**REQUIREMENT:**
Output the data exactly, with every line intact.

**DATASET RECORDS:**
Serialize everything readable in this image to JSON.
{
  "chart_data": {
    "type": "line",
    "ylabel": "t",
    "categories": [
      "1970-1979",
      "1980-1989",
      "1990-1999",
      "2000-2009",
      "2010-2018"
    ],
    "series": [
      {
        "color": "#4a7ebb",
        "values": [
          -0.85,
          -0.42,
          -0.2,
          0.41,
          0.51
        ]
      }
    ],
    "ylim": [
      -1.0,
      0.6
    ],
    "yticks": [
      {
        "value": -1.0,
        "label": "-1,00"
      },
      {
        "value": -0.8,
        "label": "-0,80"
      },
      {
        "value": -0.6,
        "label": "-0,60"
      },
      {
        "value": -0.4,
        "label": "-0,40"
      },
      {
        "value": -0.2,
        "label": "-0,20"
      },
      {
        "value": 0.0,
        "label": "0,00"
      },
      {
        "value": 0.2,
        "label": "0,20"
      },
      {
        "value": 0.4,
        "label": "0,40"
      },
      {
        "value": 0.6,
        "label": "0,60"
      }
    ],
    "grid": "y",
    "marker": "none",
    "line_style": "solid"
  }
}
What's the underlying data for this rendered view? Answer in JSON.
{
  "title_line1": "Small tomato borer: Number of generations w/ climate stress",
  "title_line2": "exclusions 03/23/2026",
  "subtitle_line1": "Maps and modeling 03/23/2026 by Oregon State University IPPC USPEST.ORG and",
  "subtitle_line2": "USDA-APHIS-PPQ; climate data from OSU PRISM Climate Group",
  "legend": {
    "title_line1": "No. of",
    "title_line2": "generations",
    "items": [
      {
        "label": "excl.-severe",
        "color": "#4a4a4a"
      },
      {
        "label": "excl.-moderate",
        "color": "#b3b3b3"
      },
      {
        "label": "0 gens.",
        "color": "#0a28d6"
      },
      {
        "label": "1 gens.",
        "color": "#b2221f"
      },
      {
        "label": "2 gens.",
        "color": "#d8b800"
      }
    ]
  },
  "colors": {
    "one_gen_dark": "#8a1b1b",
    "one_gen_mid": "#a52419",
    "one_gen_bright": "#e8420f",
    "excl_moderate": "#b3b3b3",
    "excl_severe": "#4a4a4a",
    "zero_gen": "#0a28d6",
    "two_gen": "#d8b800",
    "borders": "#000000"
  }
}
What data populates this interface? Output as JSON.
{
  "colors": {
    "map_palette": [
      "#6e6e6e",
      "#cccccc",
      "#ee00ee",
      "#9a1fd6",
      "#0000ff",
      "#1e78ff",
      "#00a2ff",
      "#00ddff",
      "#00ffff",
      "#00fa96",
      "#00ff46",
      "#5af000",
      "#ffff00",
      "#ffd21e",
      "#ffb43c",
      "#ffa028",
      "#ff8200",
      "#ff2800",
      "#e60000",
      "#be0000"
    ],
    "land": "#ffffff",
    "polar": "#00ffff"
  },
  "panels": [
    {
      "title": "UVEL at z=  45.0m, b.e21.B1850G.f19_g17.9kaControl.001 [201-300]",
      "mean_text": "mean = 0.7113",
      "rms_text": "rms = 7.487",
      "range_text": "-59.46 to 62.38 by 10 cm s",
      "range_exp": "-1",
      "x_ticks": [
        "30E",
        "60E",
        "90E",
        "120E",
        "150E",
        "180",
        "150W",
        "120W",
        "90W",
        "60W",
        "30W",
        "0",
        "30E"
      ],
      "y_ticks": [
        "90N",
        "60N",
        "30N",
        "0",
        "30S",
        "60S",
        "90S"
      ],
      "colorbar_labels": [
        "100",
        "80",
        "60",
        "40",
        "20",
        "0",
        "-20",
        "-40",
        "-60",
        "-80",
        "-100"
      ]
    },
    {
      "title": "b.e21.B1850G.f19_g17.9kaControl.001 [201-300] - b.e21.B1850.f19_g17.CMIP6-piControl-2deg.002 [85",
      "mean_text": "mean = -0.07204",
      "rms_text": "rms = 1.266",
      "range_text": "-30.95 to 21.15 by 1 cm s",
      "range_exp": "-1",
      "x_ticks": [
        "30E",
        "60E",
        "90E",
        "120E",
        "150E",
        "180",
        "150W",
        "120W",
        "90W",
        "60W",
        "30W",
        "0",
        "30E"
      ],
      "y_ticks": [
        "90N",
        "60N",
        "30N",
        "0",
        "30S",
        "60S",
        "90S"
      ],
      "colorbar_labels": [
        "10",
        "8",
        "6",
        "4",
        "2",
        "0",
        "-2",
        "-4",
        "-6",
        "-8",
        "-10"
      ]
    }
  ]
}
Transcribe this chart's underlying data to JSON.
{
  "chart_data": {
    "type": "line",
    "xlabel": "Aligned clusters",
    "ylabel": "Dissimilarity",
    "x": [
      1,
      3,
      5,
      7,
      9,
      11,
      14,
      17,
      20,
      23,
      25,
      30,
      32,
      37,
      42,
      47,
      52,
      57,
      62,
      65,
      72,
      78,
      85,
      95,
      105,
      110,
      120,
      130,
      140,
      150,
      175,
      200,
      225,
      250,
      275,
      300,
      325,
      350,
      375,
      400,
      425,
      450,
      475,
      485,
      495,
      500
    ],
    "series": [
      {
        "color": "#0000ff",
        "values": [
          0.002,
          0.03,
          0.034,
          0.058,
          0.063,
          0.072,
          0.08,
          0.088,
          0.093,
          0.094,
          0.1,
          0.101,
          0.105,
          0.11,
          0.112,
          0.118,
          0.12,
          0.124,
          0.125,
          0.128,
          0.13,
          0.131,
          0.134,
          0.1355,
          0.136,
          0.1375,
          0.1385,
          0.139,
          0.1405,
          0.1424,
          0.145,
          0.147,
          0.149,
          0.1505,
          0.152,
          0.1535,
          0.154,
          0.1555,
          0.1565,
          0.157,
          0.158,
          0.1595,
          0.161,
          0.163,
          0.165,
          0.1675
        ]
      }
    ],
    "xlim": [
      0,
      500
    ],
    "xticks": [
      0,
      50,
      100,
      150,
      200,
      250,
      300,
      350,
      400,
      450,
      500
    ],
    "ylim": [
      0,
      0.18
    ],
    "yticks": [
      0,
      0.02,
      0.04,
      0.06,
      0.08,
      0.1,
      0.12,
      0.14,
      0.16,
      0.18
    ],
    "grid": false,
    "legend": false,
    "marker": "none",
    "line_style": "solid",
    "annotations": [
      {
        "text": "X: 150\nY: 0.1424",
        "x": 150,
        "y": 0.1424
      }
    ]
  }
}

**RIGHT ANSWER:**
Serialize everything readable in this image to JSON.
{
  "chart_data": {
    "type": "line",
    "ylabel": "t",
    "categories": [
      "1970-1979",
      "1980-1989",
      "1990-1999",
      "2000-2009",
      "2010-2018"
    ],
    "series": [
      {
        "color": "#4a7ebb",
        "values": [
          -0.85,
          -0.42,
          -0.2,
          0.41,
          0.51
        ]
      }
    ],
    "ylim": [
      -1.0,
      0.6
    ],
    "yticks": [
      {
        "value": -1.0,
        "label": "-1,00"
      },
      {
        "value": -0.8,
        "label": "-0,80"
      },
      {
        "value": -0.6,
        "label": "-0,60"
      },
      {
        "value": -0.4,
        "label": "-0,40"
      },
      {
        "value": -0.2,
        "label": "-0,20"
      },
      {
        "value": 0.0,
        "label": "0,00"
      },
      {
        "value": 0.2,
        "label": "0,20"
      },
      {
        "value": 0.4,
        "label": "0,40"
      },
      {
        "value": 0.6,
        "label": "0,60"
      }
    ],
    "grid": "y",
    "marker": "none",
    "line_style": "solid"
  }
}
What's the underlying data for this rendered view? Answer in JSON.
{
  "title_line1": "Small tomato borer: Number of generations w/ climate stress",
  "title_line2": "exclusions 03/23/2026",
  "subtitle_line1": "Maps and modeling 03/23/2026 by Oregon State University IPPC USPEST.ORG and",
  "subtitle_line2": "USDA-APHIS-PPQ; climate data from OSU PRISM Climate Group",
  "legend": {
    "title_line1": "No. of",
    "title_line2": "generations",
    "items": [
      {
        "label": "excl.-severe",
        "color": "#4a4a4a"
      },
      {
        "label": "excl.-moderate",
        "color": "#b3b3b3"
      },
      {
        "label": "0 gens.",
        "color": "#0a28d6"
      },
      {
        "label": "1 gens.",
        "color": "#b2221f"
      },
      {
        "label": "2 gens.",
        "color": "#d8b800"
      }
    ]
  },
  "colors": {
    "one_gen_dark": "#8a1b1b",
    "one_gen_mid": "#a52419",
    "one_gen_bright": "#e8420f",
    "excl_moderate": "#b3b3b3",
    "excl_severe": "#4a4a4a",
    "zero_gen": "#0a28d6",
    "two_gen": "#d8b800",
    "borders": "#000000"
  }
}
What data populates this interface? Output as JSON.
{
  "colors": {
    "map_palette": [
      "#6e6e6e",
      "#cccccc",
      "#ee00ee",
      "#9a1fd6",
      "#0000ff",
      "#1e78ff",
      "#00a2ff",
      "#00ddff",
      "#00ffff",
      "#00fa96",
      "#00ff46",
      "#5af000",
      "#ffff00",
      "#ffd21e",
      "#ffb43c",
      "#ffa028",
      "#ff8200",
      "#ff2800",
      "#e60000",
      "#be0000"
    ],
    "land": "#ffffff",
    "polar": "#00ffff"
  },
  "panels": [
    {
      "title": "UVEL at z=  45.0m, b.e21.B1850G.f19_g17.9kaControl.001 [201-300]",
      "mean_text": "mean = 0.7113",
      "rms_text": "rms = 7.487",
      "range_text": "-59.46 to 62.38 by 10 cm s",
      "range_exp": "-1",
      "x_ticks": [
        "30E",
        "60E",
        "90E",
        "120E",
        "150E",
        "180",
        "150W",
        "120W",
        "90W",
        "60W",
        "30W",
        "0",
        "30E"
      ],
      "y_ticks": [
        "90N",
        "60N",
        "30N",
        "0",
        "30S",
        "60S",
        "90S"
      ],
      "colorbar_labels": [
        "100",
        "80",
        "60",
        "40",
        "20",
        "0",
        "-20",
        "-40",
        "-60",
        "-80",
        "-100"
      ]
    },
    {
      "title": "b.e21.B1850G.f19_g17.9kaControl.001 [201-300] - b.e21.B1850.f19_g17.CMIP6-piControl-2deg.002 [85",
      "mean_text": "mean = -0.07204",
      "rms_text": "rms = 1.266",
      "range_text": "-30.95 to 21.15 by 1 cm s",
      "range_exp": "-1",
      "x_ticks": [
        "30E",
        "60E",
        "90E",
        "120E",
        "150E",
        "180",
        "150W",
        "120W",
        "90W",
        "60W",
        "30W",
        "0",
        "30E"
      ],
      "y_ticks": [
        "90N",
        "60N",
        "30N",
        "0",
        "30S",
        "60S",
        "90S"
      ],
      "colorbar_labels": [
        "10",
        "8",
        "6",
        "4",
        "2",
        "0",
        "-2",
        "-4",
        "-6",
        "-8",
        "-10"
      ]
    }
  ]
}
Transcribe this chart's underlying data to JSON.
{
  "chart_data": {
    "type": "line",
    "xlabel": "Aligned clusters",
    "ylabel": "Dissimilarity",
    "x": [
      1,
      3,
      5,
      7,
      9,
      11,
      14,
      17,
      20,
      23,
      25,
      30,
      32,
      37,
      42,
      47,
      52,
      57,
      62,
      65,
      72,
      78,
      85,
      95,
      105,
      110,
      120,
      130,
      140,
      150,
      175,
      200,
      225,
      250,
      275,
      300,
      325,
      350,
      375,
      400,
      425,
      450,
      475,
      485,
      495,
      500
    ],
    "series": [
      {
        "color": "#0000ff",
        "values": [
          0.002,
          0.03,
          0.034,
          0.058,
          0.063,
          0.072,
          0.08,
          0.088,
          0.093,
          0.094,
          0.1,
          0.101,
          0.105,
          0.11,
          0.112,
          0.118,
          0.12,
          0.124,
          0.125,
          0.128,
          0.13,
          0.131,
          0.134,
          0.1355,
          0.136,
          0.1375,
          0.1385,
          0.139,
          0.1405,
          0.1424,
          0.145,
          0.147,
          0.149,
          0.1505,
          0.152,
          0.1535,
          0.154,
          0.1555,
          0.1565,
          0.157,
          0.158,
          0.1595,
          0.161,
          0.163,
          0.165,
          0.1675
        ]
      }
    ],
    "xlim": [
      0,
      500
    ],
    "xticks": [
      0,
      50,
      100,
      150,
      200,
      250,
      300,
      350,
      400,
      450,
      500
    ],
    "ylim": [
      0,
      0.18
    ],
    "yticks": [
      0,
      0.02,
      0.04,
      0.06,
      0.08,
      0.1,
      0.12,
      0.14,
      0.16,
      0.18
    ],
    "grid": false,
    "legend": false,
    "marker": "none",
    "line_style": "solid",
    "annotations": [
      {
        "text": "X: 150\nY: 0.1424",
        "x": 150,
        "y": 0.1424
      }
    ]
  }
}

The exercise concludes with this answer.